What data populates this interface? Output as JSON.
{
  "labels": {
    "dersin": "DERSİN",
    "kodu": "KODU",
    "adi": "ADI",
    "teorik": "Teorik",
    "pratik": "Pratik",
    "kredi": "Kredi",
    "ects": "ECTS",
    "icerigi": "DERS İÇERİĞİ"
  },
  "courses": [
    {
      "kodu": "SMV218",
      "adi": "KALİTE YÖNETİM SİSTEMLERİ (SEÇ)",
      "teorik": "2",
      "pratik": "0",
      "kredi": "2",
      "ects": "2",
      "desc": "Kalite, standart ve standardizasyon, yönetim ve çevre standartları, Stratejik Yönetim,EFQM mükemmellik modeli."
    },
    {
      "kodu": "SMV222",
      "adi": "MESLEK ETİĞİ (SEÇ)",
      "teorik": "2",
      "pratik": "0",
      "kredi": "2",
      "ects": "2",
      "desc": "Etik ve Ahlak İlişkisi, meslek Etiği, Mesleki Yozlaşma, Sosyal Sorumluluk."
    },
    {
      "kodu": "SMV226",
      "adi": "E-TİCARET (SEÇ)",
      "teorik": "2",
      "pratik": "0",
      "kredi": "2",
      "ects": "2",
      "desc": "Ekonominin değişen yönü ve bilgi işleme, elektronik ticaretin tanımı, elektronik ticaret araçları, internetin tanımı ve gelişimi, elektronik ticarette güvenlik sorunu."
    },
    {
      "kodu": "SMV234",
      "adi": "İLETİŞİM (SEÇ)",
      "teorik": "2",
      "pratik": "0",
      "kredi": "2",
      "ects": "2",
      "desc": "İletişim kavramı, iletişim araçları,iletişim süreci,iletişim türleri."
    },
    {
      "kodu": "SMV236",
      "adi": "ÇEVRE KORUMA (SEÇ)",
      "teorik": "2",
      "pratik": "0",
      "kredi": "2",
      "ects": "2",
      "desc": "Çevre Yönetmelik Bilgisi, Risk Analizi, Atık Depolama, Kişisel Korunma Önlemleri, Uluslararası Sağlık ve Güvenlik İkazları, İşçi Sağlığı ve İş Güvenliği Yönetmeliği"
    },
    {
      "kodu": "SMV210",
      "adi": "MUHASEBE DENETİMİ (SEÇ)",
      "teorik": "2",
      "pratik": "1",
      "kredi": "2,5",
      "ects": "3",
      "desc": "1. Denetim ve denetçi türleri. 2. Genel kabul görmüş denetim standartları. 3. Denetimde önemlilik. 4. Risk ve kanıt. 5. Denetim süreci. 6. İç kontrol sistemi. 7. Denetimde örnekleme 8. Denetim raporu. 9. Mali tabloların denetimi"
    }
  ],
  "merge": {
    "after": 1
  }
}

WHAT YOU HAVE TO DO →
Transcribe all lines as written.

WRITTEN SOLUTION →
What data populates this interface? Output as JSON.
{
  "labels": {
    "dersin": "DERSİN",
    "kodu": "KODU",
    "adi": "ADI",
    "teorik": "Teorik",
    "pratik": "Pratik",
    "kredi": "Kredi",
    "ects": "ECTS",
    "icerigi": "DERS İÇERİĞİ"
  },
  "courses": [
    {
      "kodu": "SMV218",
      "adi": "KALİTE YÖNETİM SİSTEMLERİ (SEÇ)",
      "teorik": "2",
      "pratik": "0",
      "kredi": "2",
      "ects": "2",
      "desc": "Kalite, standart ve standardizasyon, yönetim ve çevre standartları, Stratejik Yönetim,EFQM mükemmellik modeli."
    },
    {
      "kodu": "SMV222",
      "adi": "MESLEK ETİĞİ (SEÇ)",
      "teorik": "2",
      "pratik": "0",
      "kredi": "2",
      "ects": "2",
      "desc": "Etik ve Ahlak İlişkisi, meslek Etiği, Mesleki Yozlaşma, Sosyal Sorumluluk."
    },
    {
      "kodu": "SMV226",
      "adi": "E-TİCARET (SEÇ)",
      "teorik": "2",
      "pratik": "0",
      "kredi": "2",
      "ects": "2",
      "desc": "Ekonominin değişen yönü ve bilgi işleme, elektronik ticaretin tanımı, elektronik ticaret araçları, internetin tanımı ve gelişimi, elektronik ticarette güvenlik sorunu."
    },
    {
      "kodu": "SMV234",
      "adi": "İLETİŞİM (SEÇ)",
      "teorik": "2",
      "pratik": "0",
      "kredi": "2",
      "ects": "2",
      "desc": "İletişim kavramı, iletişim araçları,iletişim süreci,iletişim türleri."
    },
    {
      "kodu": "SMV236",
      "adi": "ÇEVRE KORUMA (SEÇ)",
      "teorik": "2",
      "pratik": "0",
      "kredi": "2",
      "ects": "2",
      "desc": "Çevre Yönetmelik Bilgisi, Risk Analizi, Atık Depolama, Kişisel Korunma Önlemleri, Uluslararası Sağlık ve Güvenlik İkazları, İşçi Sağlığı ve İş Güvenliği Yönetmeliği"
    },
    {
      "kodu": "SMV210",
      "adi": "MUHASEBE DENETİMİ (SEÇ)",
      "teorik": "2",
      "pratik": "1",
      "kredi": "2,5",
      "ects": "3",
      "desc": "1. Denetim ve denetçi türleri. 2. Genel kabul görmüş denetim standartları. 3. Denetimde önemlilik. 4. Risk ve kanıt. 5. Denetim süreci. 6. İç kontrol sistemi. 7. Denetimde örnekleme 8. Denetim raporu. 9. Mali tabloların denetimi"
    }
  ],
  "merge": {
    "after": 1
  }
}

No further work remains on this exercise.